Aim of the task =>
From the entries below, list each line with "object".

Extracted entries =>

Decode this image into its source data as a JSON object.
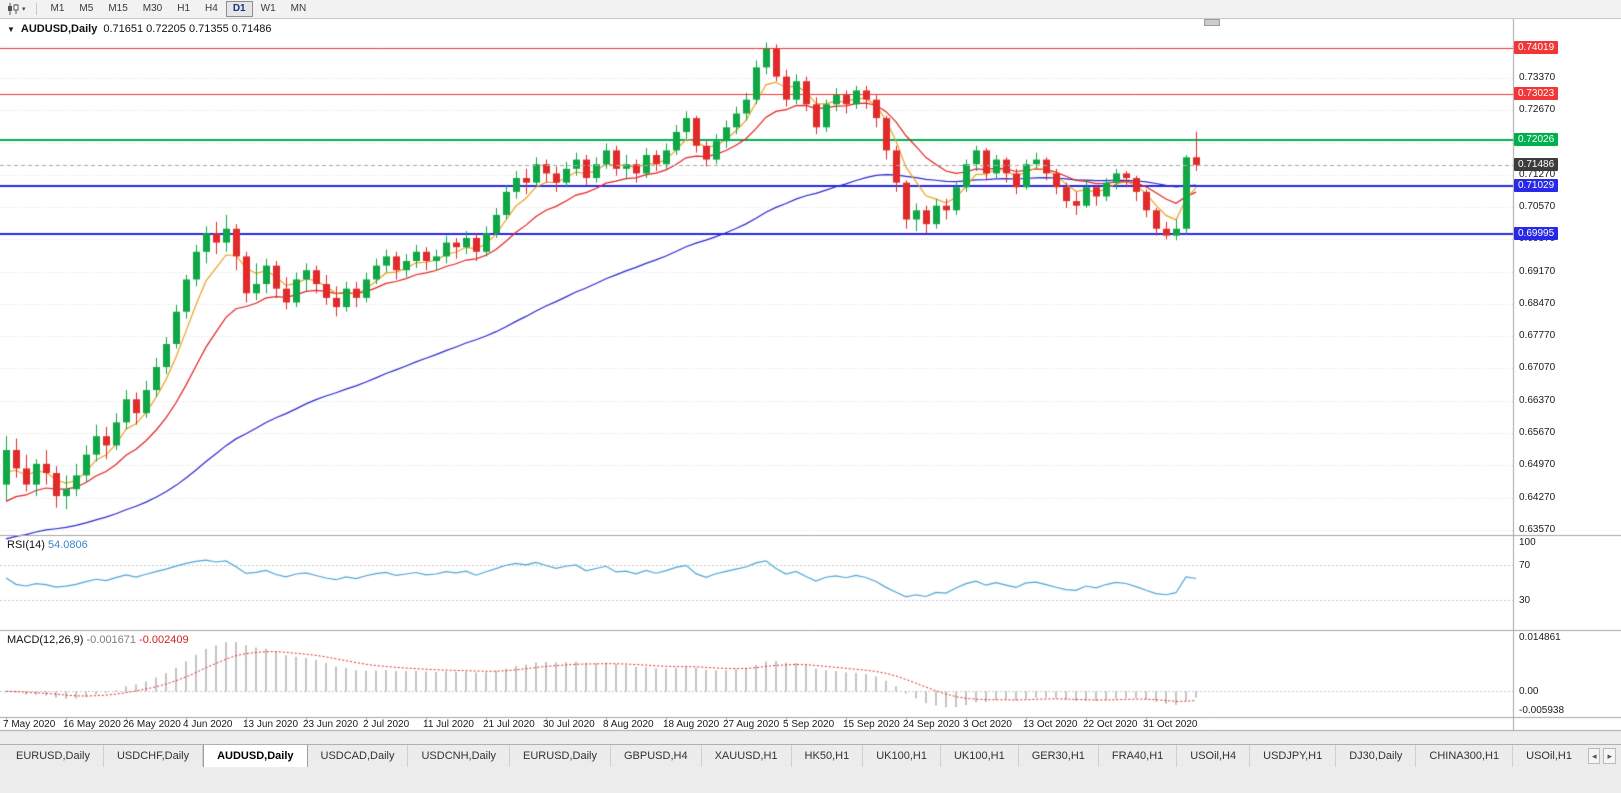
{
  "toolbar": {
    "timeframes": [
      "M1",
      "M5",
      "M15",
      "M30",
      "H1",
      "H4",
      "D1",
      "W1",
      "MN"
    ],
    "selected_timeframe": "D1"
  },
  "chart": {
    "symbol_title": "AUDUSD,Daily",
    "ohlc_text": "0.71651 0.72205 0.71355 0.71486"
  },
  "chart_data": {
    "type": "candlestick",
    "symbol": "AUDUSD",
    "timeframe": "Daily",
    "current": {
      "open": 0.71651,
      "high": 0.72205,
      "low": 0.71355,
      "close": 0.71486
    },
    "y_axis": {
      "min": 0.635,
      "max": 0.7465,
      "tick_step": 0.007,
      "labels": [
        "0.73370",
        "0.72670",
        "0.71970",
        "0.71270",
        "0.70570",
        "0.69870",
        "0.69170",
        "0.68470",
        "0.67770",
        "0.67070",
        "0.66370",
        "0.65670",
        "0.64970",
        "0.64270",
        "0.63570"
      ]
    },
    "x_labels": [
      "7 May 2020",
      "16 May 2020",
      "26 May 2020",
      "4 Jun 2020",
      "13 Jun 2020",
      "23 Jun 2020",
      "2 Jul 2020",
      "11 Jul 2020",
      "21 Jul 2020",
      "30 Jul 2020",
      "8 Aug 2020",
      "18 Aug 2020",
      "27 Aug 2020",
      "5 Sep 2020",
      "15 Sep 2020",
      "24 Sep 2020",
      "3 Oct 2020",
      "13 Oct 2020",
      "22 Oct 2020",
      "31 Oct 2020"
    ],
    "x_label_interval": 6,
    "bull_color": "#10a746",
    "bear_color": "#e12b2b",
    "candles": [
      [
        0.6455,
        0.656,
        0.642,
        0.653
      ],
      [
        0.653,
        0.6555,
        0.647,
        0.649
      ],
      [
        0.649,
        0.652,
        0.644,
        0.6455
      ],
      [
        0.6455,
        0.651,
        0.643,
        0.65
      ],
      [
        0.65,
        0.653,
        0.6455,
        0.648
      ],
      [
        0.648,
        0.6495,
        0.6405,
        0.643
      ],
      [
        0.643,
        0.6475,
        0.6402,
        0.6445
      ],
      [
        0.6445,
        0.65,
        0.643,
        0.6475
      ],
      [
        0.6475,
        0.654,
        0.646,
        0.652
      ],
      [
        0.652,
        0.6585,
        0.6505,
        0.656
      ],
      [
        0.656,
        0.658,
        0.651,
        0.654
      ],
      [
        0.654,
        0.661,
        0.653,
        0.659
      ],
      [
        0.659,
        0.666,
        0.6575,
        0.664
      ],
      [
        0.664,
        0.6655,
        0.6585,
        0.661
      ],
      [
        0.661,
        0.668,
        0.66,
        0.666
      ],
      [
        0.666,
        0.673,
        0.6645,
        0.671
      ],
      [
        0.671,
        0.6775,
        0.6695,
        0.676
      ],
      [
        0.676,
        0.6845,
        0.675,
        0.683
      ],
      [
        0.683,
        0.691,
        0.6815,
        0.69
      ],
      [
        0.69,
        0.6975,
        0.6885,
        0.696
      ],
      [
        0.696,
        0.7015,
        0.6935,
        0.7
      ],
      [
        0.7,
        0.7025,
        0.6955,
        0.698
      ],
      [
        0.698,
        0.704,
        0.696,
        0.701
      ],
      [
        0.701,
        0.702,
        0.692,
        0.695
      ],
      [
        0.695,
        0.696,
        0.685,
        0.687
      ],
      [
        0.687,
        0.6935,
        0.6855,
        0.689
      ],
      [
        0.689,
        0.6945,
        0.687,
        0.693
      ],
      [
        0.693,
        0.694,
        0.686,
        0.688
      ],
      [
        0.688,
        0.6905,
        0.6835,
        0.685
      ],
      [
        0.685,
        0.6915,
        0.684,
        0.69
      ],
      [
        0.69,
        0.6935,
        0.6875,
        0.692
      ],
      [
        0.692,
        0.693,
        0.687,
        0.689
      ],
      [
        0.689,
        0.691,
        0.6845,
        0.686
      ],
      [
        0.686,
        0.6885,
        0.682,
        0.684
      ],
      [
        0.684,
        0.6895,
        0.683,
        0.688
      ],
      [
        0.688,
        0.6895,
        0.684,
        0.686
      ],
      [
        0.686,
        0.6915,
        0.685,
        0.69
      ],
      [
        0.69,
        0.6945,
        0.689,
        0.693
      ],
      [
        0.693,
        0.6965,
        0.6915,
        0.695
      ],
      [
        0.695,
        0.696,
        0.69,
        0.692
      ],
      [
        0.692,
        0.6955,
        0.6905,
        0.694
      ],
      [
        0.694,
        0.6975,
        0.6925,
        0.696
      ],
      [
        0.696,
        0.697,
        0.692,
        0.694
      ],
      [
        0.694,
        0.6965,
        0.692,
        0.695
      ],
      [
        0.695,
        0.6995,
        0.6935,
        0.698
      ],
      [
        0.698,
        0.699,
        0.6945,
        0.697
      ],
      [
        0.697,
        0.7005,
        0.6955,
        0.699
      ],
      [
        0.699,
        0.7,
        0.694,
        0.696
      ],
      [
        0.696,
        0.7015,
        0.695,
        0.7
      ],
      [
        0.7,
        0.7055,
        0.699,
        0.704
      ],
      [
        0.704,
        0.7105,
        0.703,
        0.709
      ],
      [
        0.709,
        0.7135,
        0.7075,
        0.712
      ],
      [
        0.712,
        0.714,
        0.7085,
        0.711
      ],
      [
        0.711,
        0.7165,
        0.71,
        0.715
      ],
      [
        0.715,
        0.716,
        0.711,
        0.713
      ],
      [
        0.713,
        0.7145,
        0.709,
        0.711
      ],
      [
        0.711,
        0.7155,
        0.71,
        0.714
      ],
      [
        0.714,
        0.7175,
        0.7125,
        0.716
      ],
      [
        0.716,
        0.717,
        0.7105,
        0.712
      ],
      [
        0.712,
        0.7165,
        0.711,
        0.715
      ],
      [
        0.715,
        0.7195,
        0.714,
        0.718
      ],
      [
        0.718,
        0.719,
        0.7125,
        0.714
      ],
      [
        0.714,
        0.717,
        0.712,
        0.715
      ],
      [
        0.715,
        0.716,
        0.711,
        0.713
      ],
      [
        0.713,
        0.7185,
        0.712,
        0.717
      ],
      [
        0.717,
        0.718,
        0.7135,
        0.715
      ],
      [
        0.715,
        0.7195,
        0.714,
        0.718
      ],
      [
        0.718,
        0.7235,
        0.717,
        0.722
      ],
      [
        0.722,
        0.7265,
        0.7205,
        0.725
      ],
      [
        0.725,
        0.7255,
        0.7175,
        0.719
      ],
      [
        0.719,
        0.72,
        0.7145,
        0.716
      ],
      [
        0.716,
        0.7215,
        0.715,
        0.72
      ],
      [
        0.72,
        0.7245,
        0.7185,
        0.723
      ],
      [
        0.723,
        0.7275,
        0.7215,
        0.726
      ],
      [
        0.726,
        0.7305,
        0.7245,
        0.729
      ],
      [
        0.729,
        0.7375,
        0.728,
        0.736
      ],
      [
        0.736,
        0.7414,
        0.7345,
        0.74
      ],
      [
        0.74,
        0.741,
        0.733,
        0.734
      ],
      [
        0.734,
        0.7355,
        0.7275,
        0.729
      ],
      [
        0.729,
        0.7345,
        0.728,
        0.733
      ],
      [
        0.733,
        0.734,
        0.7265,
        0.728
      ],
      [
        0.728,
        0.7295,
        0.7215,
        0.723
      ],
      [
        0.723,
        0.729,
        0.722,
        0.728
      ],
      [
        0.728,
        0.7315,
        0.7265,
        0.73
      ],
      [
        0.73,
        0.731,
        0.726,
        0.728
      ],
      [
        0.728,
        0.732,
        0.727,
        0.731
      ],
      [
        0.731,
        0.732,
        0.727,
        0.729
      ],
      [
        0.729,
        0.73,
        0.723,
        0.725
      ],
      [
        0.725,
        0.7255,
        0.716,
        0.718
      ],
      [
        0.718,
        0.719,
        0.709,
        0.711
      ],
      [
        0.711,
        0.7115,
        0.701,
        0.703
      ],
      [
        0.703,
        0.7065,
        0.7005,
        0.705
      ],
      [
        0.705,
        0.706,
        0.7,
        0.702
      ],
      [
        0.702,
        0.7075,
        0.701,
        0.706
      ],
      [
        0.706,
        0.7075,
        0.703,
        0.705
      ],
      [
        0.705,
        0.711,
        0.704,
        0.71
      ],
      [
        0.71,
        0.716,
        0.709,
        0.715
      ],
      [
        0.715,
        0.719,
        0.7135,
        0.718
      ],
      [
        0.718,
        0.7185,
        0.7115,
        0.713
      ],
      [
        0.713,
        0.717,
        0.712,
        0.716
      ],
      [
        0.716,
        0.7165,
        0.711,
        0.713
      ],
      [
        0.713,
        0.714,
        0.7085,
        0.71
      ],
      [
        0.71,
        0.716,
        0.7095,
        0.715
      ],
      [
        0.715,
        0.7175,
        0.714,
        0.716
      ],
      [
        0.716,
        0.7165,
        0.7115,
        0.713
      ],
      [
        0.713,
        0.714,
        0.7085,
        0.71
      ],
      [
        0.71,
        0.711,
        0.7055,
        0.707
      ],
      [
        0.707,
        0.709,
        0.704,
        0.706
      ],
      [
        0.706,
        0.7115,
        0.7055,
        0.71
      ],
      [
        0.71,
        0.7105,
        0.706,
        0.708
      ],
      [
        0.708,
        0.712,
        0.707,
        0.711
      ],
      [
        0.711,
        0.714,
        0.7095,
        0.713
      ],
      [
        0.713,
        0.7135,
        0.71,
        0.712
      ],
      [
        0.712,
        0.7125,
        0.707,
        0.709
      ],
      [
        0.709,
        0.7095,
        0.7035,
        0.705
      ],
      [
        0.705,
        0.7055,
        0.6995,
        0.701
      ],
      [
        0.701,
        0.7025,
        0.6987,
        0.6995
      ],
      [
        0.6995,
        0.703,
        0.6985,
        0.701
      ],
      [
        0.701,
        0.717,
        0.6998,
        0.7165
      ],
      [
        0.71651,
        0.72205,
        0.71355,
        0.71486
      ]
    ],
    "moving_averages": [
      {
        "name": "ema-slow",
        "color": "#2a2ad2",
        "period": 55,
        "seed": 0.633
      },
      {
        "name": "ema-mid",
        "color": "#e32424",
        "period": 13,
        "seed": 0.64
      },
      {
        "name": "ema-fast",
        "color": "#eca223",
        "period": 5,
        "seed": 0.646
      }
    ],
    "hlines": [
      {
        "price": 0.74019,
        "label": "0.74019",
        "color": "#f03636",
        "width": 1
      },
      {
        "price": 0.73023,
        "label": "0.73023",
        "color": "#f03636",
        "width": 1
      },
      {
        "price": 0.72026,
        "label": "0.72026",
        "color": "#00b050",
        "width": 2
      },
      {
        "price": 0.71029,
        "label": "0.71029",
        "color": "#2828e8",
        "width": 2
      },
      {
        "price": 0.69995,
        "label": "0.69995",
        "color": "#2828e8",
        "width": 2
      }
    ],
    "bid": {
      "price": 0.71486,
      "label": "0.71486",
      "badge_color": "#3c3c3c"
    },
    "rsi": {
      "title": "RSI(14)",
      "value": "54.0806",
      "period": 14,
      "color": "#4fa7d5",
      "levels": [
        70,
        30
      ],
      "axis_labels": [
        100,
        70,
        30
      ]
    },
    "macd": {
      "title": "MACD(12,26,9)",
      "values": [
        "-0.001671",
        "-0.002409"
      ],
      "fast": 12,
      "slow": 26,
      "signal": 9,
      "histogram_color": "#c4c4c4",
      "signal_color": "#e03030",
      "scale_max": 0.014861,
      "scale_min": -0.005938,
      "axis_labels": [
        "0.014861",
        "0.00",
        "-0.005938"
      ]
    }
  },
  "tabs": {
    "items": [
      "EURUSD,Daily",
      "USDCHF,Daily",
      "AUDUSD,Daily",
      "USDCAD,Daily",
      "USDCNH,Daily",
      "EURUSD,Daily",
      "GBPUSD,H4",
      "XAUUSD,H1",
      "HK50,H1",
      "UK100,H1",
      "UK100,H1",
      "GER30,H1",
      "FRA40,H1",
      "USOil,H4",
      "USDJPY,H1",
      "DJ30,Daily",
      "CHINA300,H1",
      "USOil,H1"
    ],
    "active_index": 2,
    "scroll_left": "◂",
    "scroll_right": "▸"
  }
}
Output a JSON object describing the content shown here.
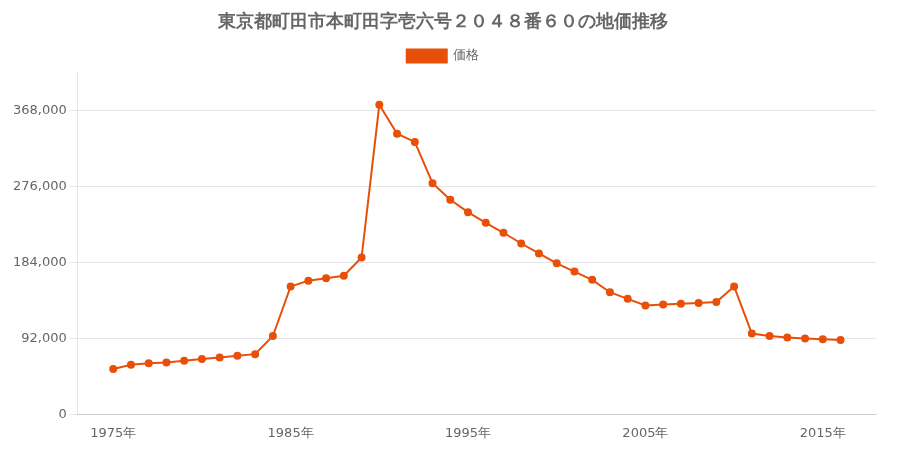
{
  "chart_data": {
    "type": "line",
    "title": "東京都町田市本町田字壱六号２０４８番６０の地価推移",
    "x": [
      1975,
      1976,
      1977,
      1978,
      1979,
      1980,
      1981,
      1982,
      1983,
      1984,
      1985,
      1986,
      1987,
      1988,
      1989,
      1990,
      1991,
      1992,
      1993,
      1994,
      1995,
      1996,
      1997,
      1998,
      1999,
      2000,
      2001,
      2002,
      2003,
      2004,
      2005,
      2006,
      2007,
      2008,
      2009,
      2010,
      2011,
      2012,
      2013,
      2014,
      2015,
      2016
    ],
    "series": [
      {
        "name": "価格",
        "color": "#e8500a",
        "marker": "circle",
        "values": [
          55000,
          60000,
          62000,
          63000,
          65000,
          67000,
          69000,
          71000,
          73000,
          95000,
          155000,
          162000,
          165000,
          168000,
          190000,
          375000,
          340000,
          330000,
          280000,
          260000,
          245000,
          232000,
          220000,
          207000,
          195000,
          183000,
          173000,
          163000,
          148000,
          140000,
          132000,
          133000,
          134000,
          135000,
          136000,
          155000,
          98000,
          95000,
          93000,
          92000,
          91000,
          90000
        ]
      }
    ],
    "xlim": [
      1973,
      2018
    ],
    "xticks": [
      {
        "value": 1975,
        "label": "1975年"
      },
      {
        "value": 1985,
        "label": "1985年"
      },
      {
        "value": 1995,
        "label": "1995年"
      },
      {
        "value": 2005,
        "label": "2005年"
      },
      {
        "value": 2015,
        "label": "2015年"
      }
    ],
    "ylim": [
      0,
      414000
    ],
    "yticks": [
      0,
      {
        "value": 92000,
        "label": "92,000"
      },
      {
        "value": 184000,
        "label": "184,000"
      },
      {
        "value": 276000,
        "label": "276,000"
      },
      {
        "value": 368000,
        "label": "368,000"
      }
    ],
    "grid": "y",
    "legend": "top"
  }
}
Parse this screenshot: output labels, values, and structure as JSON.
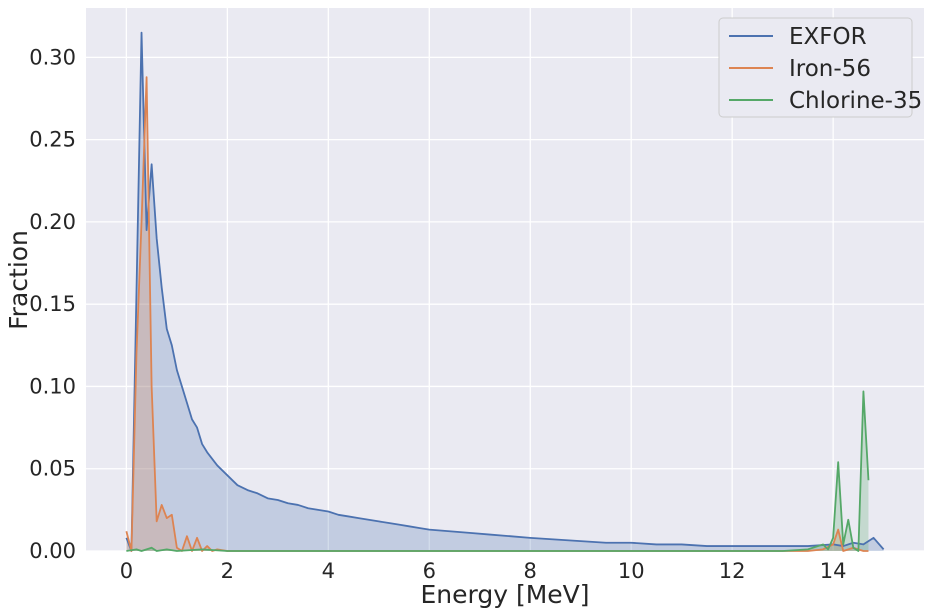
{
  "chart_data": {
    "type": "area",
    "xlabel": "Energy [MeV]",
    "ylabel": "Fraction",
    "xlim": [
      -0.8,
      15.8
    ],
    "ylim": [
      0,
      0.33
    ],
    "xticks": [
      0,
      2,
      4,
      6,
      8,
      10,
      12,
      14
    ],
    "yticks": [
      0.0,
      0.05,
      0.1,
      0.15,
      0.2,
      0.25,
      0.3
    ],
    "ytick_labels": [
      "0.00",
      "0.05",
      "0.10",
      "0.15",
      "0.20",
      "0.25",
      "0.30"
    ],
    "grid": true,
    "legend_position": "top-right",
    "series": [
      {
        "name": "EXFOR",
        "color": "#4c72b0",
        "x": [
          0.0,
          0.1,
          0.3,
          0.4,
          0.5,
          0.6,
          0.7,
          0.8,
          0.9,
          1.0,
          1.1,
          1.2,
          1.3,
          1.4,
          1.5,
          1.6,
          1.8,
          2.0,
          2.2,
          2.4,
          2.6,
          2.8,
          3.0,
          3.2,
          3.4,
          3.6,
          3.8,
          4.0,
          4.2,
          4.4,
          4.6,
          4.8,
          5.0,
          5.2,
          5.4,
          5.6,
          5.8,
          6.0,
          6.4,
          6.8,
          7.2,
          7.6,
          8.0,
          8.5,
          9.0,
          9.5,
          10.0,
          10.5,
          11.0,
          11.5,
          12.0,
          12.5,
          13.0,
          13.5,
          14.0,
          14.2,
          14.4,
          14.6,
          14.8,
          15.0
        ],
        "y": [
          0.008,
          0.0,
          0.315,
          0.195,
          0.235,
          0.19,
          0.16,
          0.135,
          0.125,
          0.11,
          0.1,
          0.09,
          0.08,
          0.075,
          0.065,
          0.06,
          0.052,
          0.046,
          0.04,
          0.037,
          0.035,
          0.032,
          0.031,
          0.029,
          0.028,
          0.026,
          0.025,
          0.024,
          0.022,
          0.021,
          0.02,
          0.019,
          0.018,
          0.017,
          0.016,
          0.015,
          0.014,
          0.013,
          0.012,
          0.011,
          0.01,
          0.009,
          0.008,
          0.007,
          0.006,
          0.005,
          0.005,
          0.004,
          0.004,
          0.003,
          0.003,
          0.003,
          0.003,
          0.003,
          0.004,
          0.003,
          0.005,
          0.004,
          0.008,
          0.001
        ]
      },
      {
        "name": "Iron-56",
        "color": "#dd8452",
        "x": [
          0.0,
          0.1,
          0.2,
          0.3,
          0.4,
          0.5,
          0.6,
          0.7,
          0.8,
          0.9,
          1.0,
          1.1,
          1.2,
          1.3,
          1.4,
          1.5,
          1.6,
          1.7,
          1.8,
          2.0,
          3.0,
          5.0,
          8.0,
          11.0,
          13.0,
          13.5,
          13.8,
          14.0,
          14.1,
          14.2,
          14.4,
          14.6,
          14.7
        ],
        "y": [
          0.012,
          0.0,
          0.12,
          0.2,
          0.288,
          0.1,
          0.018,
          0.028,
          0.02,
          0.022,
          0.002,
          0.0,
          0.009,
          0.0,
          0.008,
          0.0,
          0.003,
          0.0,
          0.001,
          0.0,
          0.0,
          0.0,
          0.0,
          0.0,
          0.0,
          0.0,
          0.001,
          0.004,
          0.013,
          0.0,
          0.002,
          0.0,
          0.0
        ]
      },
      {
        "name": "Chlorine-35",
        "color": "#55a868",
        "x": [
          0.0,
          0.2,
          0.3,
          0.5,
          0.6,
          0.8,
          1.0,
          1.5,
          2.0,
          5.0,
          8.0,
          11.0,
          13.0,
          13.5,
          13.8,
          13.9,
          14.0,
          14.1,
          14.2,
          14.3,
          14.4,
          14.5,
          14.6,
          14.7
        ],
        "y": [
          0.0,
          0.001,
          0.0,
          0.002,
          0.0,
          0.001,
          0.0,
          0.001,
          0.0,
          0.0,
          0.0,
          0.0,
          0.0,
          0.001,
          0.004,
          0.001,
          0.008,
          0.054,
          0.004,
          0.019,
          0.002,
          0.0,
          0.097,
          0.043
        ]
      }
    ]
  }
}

Solution below =>
Decode this image into its source data as a JSON object.
Output a JSON object describing the content shown here.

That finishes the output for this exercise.